PROBLEM TO WORK ON — Gather all lines in the data that hold the string "معاوية".

SOURCE RECORDS —

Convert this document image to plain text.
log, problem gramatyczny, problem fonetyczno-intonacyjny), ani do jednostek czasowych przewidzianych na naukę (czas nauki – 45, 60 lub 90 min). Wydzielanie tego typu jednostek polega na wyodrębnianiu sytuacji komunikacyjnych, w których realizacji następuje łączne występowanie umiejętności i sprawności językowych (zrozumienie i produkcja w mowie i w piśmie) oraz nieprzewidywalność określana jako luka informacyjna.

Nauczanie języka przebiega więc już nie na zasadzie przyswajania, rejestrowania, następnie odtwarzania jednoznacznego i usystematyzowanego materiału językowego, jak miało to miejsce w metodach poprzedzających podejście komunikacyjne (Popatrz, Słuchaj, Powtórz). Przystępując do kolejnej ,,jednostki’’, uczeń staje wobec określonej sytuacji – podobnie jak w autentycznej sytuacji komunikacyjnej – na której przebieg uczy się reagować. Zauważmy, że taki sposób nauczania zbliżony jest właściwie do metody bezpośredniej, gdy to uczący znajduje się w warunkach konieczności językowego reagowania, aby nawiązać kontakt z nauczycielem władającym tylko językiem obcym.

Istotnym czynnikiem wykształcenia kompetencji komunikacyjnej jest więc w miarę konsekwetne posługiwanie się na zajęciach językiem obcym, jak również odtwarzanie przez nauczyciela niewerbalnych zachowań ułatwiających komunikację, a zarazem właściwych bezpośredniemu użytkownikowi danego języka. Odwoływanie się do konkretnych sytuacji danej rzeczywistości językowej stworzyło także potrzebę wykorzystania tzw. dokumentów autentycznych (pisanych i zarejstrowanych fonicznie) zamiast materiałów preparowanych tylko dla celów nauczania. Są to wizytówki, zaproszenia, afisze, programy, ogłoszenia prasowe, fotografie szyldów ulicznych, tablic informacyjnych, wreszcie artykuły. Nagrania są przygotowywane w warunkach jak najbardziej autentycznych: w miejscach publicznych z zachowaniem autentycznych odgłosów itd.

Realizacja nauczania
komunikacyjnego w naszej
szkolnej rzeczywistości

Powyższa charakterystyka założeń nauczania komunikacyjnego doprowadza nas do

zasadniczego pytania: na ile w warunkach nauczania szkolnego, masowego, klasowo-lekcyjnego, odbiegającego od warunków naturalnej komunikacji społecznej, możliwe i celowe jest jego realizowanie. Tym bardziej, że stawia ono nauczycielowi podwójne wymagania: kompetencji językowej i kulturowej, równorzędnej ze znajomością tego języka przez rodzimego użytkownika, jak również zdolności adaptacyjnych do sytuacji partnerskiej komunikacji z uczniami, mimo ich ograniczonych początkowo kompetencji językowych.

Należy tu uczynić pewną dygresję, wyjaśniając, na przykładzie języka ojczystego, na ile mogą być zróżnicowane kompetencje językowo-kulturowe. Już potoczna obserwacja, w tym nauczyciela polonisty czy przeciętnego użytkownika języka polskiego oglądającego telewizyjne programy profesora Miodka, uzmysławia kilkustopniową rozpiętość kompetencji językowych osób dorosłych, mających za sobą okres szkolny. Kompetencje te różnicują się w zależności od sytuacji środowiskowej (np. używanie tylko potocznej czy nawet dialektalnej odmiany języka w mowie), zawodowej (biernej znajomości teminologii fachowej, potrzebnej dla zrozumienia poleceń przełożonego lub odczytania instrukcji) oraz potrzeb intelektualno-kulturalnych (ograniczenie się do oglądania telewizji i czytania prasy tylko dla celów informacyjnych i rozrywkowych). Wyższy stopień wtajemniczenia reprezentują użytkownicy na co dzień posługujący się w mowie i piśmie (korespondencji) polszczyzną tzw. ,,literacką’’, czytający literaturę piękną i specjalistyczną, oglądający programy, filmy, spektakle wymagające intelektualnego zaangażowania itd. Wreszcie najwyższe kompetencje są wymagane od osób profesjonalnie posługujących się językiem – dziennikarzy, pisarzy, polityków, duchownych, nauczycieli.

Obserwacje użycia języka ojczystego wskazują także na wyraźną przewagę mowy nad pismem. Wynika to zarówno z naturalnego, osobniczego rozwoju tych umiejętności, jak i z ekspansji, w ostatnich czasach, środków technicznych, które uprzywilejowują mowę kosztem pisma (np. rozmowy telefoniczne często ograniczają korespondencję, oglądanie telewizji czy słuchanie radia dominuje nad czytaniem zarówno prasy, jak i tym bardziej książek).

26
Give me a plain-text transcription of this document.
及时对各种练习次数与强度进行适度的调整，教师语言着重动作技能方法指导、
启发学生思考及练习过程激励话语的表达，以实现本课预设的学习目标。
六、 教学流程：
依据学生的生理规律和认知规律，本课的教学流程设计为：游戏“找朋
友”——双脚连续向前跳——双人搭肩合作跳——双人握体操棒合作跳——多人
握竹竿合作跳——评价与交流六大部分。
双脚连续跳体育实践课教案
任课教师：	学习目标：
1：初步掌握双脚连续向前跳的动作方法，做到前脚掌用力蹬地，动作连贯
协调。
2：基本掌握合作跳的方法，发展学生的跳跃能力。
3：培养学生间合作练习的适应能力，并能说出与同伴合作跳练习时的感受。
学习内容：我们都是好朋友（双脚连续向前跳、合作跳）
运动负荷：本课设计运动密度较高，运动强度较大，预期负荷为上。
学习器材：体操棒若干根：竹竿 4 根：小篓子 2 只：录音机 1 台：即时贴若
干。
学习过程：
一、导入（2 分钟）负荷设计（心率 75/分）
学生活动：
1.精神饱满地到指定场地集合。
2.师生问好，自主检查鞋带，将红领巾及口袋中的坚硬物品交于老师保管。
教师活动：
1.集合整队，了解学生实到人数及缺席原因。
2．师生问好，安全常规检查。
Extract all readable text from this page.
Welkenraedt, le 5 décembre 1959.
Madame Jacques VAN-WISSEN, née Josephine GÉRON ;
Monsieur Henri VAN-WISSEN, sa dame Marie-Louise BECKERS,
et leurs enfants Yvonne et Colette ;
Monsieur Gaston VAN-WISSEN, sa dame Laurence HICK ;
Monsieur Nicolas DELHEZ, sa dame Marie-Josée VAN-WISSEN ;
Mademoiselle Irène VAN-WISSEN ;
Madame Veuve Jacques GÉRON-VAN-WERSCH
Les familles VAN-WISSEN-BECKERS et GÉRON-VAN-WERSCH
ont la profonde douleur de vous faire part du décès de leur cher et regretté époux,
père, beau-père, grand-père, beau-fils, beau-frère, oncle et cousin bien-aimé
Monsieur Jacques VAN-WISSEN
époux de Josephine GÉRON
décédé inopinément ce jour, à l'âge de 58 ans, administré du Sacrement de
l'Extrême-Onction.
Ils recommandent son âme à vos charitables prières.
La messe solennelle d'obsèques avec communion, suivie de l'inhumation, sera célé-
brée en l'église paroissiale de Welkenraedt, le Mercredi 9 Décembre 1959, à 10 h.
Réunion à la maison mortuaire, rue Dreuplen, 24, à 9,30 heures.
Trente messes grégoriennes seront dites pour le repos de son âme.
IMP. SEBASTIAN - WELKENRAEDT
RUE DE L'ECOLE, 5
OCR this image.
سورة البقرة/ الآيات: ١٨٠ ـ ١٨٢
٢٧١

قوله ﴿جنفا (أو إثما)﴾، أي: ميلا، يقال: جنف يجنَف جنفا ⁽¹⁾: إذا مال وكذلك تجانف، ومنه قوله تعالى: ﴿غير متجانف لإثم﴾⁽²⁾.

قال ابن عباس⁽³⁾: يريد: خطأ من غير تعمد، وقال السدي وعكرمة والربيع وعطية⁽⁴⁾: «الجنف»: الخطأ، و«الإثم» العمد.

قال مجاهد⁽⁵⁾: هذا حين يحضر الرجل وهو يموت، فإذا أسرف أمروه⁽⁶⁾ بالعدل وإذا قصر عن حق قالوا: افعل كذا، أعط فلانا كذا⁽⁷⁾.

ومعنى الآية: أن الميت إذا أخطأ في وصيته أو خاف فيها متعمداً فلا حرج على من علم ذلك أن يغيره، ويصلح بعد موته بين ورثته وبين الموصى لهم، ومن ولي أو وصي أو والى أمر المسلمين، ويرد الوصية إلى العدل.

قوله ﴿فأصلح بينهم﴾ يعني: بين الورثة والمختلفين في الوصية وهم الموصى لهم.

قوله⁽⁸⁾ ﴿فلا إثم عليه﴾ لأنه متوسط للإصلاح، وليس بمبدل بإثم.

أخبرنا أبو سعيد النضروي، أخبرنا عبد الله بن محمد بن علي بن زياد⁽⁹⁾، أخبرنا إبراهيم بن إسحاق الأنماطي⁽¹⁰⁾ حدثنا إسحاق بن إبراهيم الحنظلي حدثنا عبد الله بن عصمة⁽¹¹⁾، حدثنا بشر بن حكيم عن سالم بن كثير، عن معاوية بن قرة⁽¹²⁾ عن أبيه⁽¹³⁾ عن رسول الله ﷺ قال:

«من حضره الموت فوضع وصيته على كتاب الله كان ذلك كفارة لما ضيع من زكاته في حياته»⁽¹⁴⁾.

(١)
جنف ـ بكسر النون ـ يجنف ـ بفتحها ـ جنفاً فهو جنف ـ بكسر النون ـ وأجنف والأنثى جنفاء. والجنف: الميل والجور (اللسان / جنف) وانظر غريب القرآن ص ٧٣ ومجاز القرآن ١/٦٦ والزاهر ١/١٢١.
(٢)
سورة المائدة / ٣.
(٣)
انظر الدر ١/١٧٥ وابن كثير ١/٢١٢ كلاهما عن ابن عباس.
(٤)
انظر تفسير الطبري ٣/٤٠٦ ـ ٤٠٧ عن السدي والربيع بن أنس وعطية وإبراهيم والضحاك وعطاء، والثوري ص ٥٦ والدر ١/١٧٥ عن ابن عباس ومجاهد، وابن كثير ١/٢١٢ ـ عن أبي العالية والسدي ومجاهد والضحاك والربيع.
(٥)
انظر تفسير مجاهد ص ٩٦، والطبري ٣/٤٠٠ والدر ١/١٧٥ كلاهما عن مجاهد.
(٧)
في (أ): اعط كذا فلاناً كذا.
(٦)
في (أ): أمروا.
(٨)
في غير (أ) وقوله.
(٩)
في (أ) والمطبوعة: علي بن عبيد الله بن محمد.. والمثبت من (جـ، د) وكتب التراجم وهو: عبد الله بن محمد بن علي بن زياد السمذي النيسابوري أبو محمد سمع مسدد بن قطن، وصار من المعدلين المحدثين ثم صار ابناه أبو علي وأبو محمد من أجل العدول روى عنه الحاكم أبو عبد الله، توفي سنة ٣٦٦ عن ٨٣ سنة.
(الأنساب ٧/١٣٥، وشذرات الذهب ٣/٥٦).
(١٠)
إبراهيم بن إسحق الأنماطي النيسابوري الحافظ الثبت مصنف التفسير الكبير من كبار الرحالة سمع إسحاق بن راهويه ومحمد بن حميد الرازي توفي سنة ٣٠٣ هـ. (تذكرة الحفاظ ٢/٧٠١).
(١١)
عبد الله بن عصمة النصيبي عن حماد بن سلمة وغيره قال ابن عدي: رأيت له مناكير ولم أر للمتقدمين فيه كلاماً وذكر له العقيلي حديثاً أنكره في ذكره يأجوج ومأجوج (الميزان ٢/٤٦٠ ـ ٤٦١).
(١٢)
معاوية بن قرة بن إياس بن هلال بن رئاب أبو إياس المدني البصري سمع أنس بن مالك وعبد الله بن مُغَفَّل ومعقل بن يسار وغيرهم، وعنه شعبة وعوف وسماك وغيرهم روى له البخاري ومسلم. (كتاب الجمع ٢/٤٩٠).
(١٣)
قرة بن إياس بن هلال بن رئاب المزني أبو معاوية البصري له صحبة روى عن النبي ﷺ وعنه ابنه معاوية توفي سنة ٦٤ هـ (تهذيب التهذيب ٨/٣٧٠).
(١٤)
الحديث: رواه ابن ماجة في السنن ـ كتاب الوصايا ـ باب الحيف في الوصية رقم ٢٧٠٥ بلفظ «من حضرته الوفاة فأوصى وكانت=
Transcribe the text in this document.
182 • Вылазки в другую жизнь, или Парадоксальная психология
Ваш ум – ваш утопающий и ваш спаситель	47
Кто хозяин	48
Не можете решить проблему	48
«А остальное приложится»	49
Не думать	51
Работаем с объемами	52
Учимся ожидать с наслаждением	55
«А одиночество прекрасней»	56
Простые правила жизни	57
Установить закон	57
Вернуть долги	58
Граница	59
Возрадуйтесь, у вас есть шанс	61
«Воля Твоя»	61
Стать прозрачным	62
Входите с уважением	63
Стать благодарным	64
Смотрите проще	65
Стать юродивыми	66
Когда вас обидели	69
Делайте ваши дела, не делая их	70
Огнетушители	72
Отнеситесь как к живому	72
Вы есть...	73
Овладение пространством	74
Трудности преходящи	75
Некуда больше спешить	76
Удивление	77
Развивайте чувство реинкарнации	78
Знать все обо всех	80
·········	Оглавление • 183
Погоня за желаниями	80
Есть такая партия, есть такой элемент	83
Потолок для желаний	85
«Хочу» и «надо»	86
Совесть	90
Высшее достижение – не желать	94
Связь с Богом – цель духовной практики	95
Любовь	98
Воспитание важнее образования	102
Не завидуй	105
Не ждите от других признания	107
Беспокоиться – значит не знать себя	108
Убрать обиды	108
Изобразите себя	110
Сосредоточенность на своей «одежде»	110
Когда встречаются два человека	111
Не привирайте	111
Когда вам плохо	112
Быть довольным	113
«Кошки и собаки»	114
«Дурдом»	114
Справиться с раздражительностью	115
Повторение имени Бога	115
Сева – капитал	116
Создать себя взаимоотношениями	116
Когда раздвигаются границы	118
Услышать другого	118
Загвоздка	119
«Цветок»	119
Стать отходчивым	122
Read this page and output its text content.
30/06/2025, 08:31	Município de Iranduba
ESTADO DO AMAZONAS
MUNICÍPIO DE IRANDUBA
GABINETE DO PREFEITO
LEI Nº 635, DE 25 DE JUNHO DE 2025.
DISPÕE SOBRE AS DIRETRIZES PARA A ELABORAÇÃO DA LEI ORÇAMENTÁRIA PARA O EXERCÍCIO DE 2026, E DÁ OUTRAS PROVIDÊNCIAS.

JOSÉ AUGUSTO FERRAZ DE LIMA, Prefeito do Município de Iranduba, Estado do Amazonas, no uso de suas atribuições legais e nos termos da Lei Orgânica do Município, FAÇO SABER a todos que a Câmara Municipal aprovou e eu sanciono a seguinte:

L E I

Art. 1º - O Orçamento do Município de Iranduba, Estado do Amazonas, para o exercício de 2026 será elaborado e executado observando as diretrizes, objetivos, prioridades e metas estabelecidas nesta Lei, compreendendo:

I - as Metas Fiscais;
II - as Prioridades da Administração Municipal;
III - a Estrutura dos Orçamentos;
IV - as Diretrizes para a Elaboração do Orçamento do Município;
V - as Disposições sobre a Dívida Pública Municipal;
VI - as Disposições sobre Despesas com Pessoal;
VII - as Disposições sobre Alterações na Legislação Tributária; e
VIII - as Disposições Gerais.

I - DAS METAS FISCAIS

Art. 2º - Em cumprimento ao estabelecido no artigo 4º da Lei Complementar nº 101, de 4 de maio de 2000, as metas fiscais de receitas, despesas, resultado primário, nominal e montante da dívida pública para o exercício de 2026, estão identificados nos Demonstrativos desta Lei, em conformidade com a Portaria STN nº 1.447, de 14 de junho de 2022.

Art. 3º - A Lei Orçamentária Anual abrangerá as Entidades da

WRITTEN RESPONSE —
أخبرنا أبو سعيد النضروي، أخبرنا عبد الله بن محمد بن علي بن زياد⁽⁹⁾، أخبرنا إبراهيم بن إسحاق الأنماطي⁽¹⁰⁾ حدثنا إسحاق بن إبراهيم الحنظلي حدثنا عبد الله بن عصمة⁽¹¹⁾، حدثنا بشر بن حكيم عن سالم بن كثير، عن معاوية بن قرة⁽¹²⁾ عن أبيه⁽¹³⁾ عن رسول الله ﷺ قال:
معاوية بن قرة بن إياس بن هلال بن رئاب أبو إياس المدني البصري سمع أنس بن مالك وعبد الله بن مُغَفَّل ومعقل بن يسار وغيرهم، وعنه شعبة وعوف وسماك وغيرهم روى له البخاري ومسلم. (كتاب الجمع ٢/٤٩٠).
قرة بن إياس بن هلال بن رئاب المزني أبو معاوية البصري له صحبة روى عن النبي ﷺ وعنه ابنه معاوية توفي سنة ٦٤ هـ (تهذيب التهذيب ٨/٣٧٠).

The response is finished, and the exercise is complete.